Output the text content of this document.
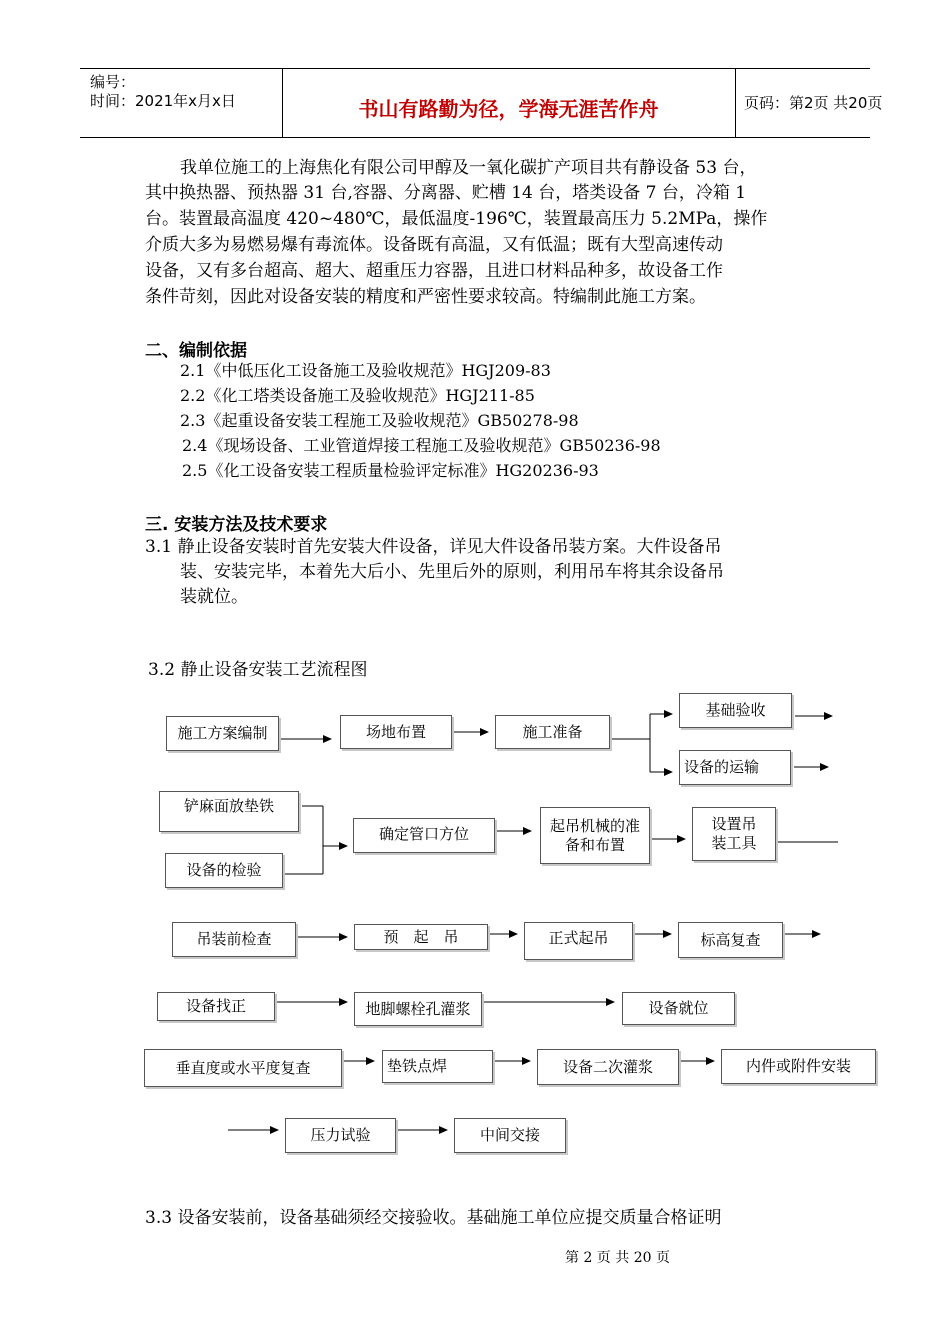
编号：
时间：2021年x月x日	书山有路勤为径，学海无涯苦作舟	页码：第2页 共20页
我单位施工的上海焦化有限公司甲醇及一氧化碳扩产项目共有静设备 53 台，
其中换热器、预热器 31 台,容器、分离器、贮槽 14 台，塔类设备 7 台，冷箱 1
台。装置最高温度 420~480℃，最低温度-196℃，装置最高压力 5.2MPa，操作
介质大多为易燃易爆有毒流体。设备既有高温，又有低温；既有大型高速传动
设备，又有多台超高、超大、超重压力容器，且进口材料品种多，故设备工作
条件苛刻，因此对设备安装的精度和严密性要求较高。特编制此施工方案。
二、编制依据
2.1《中低压化工设备施工及验收规范》HGJ209-83
2.2《化工塔类设备施工及验收规范》HGJ211-85
2.3《起重设备安装工程施工及验收规范》GB50278-98
2.4《现场设备、工业管道焊接工程施工及验收规范》GB50236-98
2.5《化工设备安装工程质量检验评定标准》HG20236-93
三. 安装方法及技术要求
3.1 静止设备安装时首先安装大件设备，详见大件设备吊装方案。大件设备吊
装、安装完毕，本着先大后小、先里后外的原则，利用吊车将其余设备吊
装就位。
3.2 静止设备安装工艺流程图
施工方案编制	场地布置	施工准备
基础验收
设备的运输
铲麻面放垫铁
设备的检验
确定管口方位	起吊机械的准
备和布置
设置吊
装工具
吊装前检查	预　起　吊	正式起吊	标高复查
设备找正	地脚螺栓孔灌浆	设备就位
垂直度或水平度复查	垫铁点焊	设备二次灌浆	内件或附件安装
压力试验	中间交接
3.3 设备安装前，设备基础须经交接验收。基础施工单位应提交质量合格证明
第 2 页 共 20 页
------------------------------------------------------------
## What you need to do
Please write out all of the material above without changing a word, and omit any pictures.

## Result below
Output the text content of this document.
编号：
时间：2021年x月x日	书山有路勤为径，学海无涯苦作舟	页码：第2页 共20页
我单位施工的上海焦化有限公司甲醇及一氧化碳扩产项目共有静设备 53 台，
其中换热器、预热器 31 台,容器、分离器、贮槽 14 台，塔类设备 7 台，冷箱 1
台。装置最高温度 420~480℃，最低温度-196℃，装置最高压力 5.2MPa，操作
介质大多为易燃易爆有毒流体。设备既有高温，又有低温；既有大型高速传动
设备，又有多台超高、超大、超重压力容器，且进口材料品种多，故设备工作
条件苛刻，因此对设备安装的精度和严密性要求较高。特编制此施工方案。
二、编制依据
2.1《中低压化工设备施工及验收规范》HGJ209-83
2.2《化工塔类设备施工及验收规范》HGJ211-85
2.3《起重设备安装工程施工及验收规范》GB50278-98
2.4《现场设备、工业管道焊接工程施工及验收规范》GB50236-98
2.5《化工设备安装工程质量检验评定标准》HG20236-93
三. 安装方法及技术要求
3.1 静止设备安装时首先安装大件设备，详见大件设备吊装方案。大件设备吊
装、安装完毕，本着先大后小、先里后外的原则，利用吊车将其余设备吊
装就位。
3.2 静止设备安装工艺流程图
施工方案编制	场地布置	施工准备
基础验收
设备的运输
铲麻面放垫铁
设备的检验
确定管口方位	起吊机械的准
备和布置
设置吊
装工具
吊装前检查	预　起　吊	正式起吊	标高复查
设备找正	地脚螺栓孔灌浆	设备就位
垂直度或水平度复查	垫铁点焊	设备二次灌浆	内件或附件安装
压力试验	中间交接
3.3 设备安装前，设备基础须经交接验收。基础施工单位应提交质量合格证明
第 2 页 共 20 页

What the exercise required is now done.